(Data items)

____

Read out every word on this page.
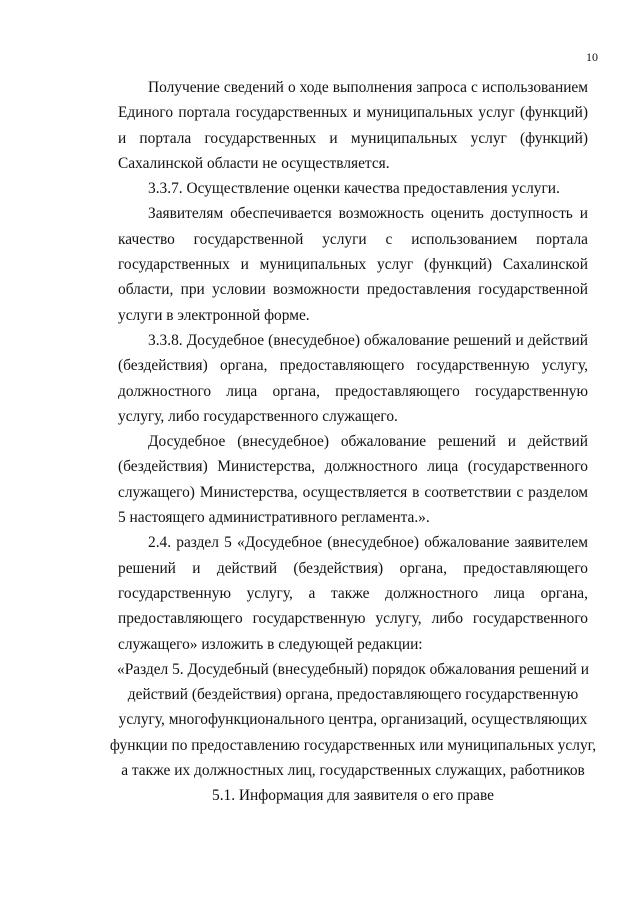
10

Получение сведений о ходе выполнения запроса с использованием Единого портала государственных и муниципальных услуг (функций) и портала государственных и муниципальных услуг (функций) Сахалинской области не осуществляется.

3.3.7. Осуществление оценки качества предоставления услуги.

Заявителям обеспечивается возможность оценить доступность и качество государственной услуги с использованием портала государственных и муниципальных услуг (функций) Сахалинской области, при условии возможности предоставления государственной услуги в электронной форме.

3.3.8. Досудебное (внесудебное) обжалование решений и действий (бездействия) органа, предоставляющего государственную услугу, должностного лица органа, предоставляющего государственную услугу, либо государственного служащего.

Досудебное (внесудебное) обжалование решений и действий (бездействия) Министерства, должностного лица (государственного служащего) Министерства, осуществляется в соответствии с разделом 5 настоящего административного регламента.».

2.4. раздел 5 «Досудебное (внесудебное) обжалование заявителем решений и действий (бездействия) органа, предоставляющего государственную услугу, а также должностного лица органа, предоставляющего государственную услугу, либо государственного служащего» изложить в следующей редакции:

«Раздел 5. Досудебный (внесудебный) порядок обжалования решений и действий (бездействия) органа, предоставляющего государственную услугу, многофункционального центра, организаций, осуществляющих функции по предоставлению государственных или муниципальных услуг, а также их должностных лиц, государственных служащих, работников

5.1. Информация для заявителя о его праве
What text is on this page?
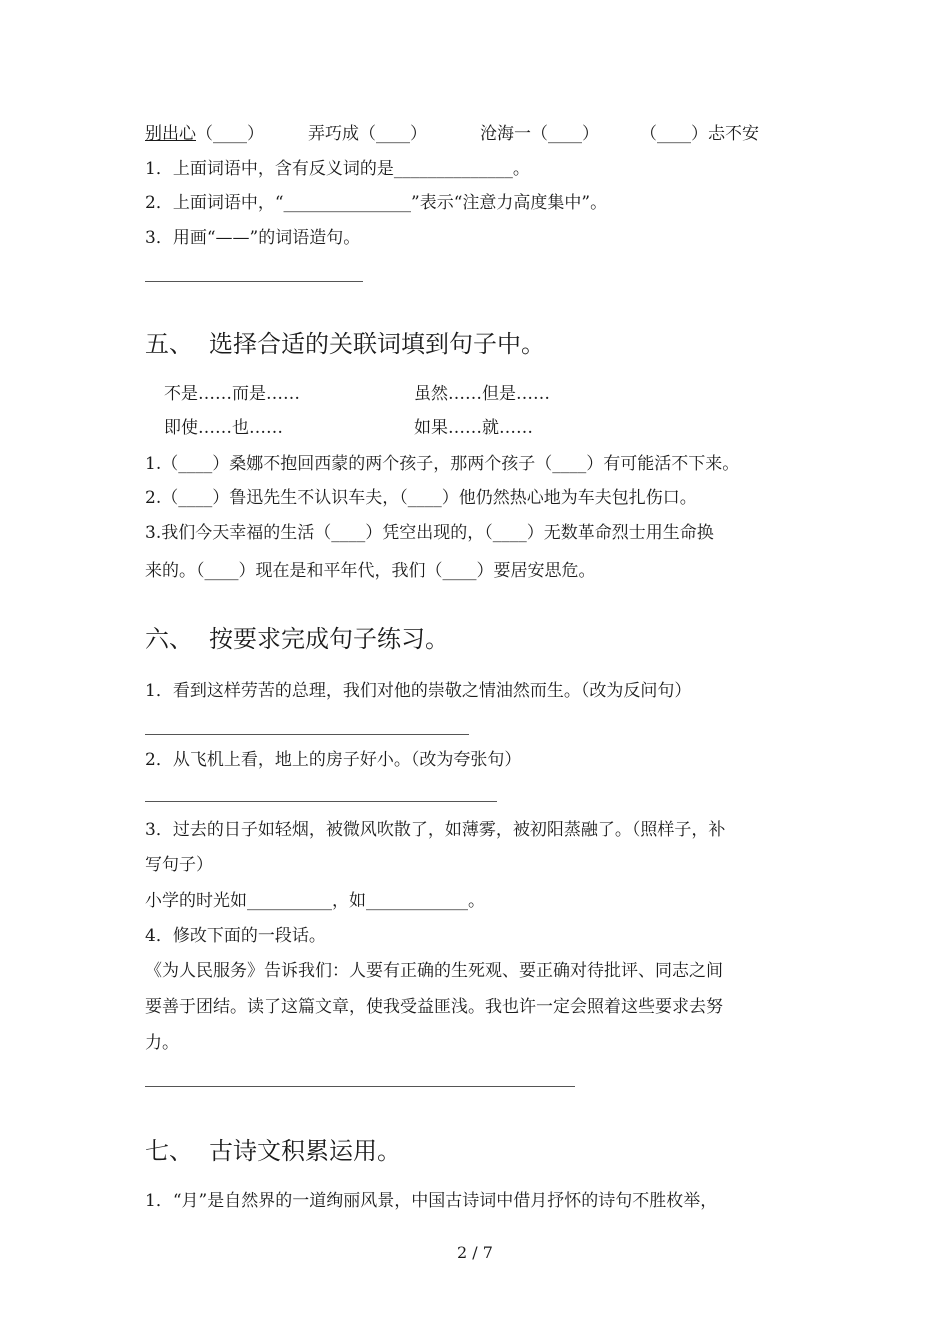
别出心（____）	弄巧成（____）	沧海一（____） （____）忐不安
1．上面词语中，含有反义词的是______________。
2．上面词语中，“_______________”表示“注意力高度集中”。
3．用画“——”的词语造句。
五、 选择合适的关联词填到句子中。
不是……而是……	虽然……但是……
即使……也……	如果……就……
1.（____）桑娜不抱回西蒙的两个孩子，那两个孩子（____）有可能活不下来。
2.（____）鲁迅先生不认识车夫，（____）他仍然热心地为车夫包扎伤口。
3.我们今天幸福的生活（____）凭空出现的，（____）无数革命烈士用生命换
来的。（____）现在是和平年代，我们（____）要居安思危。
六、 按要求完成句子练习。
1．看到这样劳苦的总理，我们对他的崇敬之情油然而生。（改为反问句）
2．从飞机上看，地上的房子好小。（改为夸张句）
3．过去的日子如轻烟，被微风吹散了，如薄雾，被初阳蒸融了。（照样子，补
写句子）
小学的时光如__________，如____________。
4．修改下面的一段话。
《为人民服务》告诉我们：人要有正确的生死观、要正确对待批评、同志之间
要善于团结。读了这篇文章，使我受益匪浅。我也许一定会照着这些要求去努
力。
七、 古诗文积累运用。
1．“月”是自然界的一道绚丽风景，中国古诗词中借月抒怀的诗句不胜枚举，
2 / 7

____

» Your task
Omit the pictures and restate the rest of the records verbatim.

» The response
Read out every word on this page.
10

Получение сведений о ходе выполнения запроса с использованием Единого портала государственных и муниципальных услуг (функций) и портала государственных и муниципальных услуг (функций) Сахалинской области не осуществляется.

3.3.7. Осуществление оценки качества предоставления услуги.

Заявителям обеспечивается возможность оценить доступность и качество государственной услуги с использованием портала государственных и муниципальных услуг (функций) Сахалинской области, при условии возможности предоставления государственной услуги в электронной форме.

3.3.8. Досудебное (внесудебное) обжалование решений и действий (бездействия) органа, предоставляющего государственную услугу, должностного лица органа, предоставляющего государственную услугу, либо государственного служащего.

Досудебное (внесудебное) обжалование решений и действий (бездействия) Министерства, должностного лица (государственного служащего) Министерства, осуществляется в соответствии с разделом 5 настоящего административного регламента.».

2.4. раздел 5 «Досудебное (внесудебное) обжалование заявителем решений и действий (бездействия) органа, предоставляющего государственную услугу, а также должностного лица органа, предоставляющего государственную услугу, либо государственного служащего» изложить в следующей редакции:

«Раздел 5. Досудебный (внесудебный) порядок обжалования решений и действий (бездействия) органа, предоставляющего государственную услугу, многофункционального центра, организаций, осуществляющих функции по предоставлению государственных или муниципальных услуг, а также их должностных лиц, государственных служащих, работников

5.1. Информация для заявителя о его праве
What text is on this page?
别出心（____）	弄巧成（____）	沧海一（____） （____）忐不安
1．上面词语中，含有反义词的是______________。
2．上面词语中，“_______________”表示“注意力高度集中”。
3．用画“——”的词语造句。
五、 选择合适的关联词填到句子中。
不是……而是……	虽然……但是……
即使……也……	如果……就……
1.（____）桑娜不抱回西蒙的两个孩子，那两个孩子（____）有可能活不下来。
2.（____）鲁迅先生不认识车夫，（____）他仍然热心地为车夫包扎伤口。
3.我们今天幸福的生活（____）凭空出现的，（____）无数革命烈士用生命换
来的。（____）现在是和平年代，我们（____）要居安思危。
六、 按要求完成句子练习。
1．看到这样劳苦的总理，我们对他的崇敬之情油然而生。（改为反问句）
2．从飞机上看，地上的房子好小。（改为夸张句）
3．过去的日子如轻烟，被微风吹散了，如薄雾，被初阳蒸融了。（照样子，补
写句子）
小学的时光如__________，如____________。
4．修改下面的一段话。
《为人民服务》告诉我们：人要有正确的生死观、要正确对待批评、同志之间
要善于团结。读了这篇文章，使我受益匪浅。我也许一定会照着这些要求去努
力。
七、 古诗文积累运用。
1．“月”是自然界的一道绚丽风景，中国古诗词中借月抒怀的诗句不胜枚举，
2 / 7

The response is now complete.